**Required work:** Copy the data below exactly.

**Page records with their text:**
******************************
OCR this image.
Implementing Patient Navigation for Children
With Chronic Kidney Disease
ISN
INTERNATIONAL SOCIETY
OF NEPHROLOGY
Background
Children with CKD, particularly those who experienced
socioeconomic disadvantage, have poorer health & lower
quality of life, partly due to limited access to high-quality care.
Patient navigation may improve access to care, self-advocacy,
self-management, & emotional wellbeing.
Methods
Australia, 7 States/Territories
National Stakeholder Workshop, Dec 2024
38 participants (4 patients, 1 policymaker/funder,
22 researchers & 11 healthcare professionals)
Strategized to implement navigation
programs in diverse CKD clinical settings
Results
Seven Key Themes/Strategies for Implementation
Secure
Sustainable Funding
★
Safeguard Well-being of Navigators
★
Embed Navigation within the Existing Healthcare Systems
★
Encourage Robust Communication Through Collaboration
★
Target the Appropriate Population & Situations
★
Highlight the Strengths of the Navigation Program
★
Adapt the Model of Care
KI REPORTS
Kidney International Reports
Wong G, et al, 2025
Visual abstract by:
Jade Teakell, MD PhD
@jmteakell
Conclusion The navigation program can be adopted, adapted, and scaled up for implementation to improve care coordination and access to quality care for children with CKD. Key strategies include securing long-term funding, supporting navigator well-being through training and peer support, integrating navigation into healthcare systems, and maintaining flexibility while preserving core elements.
******************************
**Response for this exercise:**
OCR this image.
Implementing Patient Navigation for Children
With Chronic Kidney Disease
ISN
INTERNATIONAL SOCIETY
OF NEPHROLOGY
Background
Children with CKD, particularly those who experienced
socioeconomic disadvantage, have poorer health & lower
quality of life, partly due to limited access to high-quality care.
Patient navigation may improve access to care, self-advocacy,
self-management, & emotional wellbeing.
Methods
Australia, 7 States/Territories
National Stakeholder Workshop, Dec 2024
38 participants (4 patients, 1 policymaker/funder,
22 researchers & 11 healthcare professionals)
Strategized to implement navigation
programs in diverse CKD clinical settings
Results
Seven Key Themes/Strategies for Implementation
Secure
Sustainable Funding
★
Safeguard Well-being of Navigators
★
Embed Navigation within the Existing Healthcare Systems
★
Encourage Robust Communication Through Collaboration
★
Target the Appropriate Population & Situations
★
Highlight the Strengths of the Navigation Program
★
Adapt the Model of Care
KI REPORTS
Kidney International Reports
Wong G, et al, 2025
Visual abstract by:
Jade Teakell, MD PhD
@jmteakell
Conclusion The navigation program can be adopted, adapted, and scaled up for implementation to improve care coordination and access to quality care for children with CKD. Key strategies include securing long-term funding, supporting navigator well-being through training and peer support, integrating navigation into healthcare systems, and maintaining flexibility while preserving core elements.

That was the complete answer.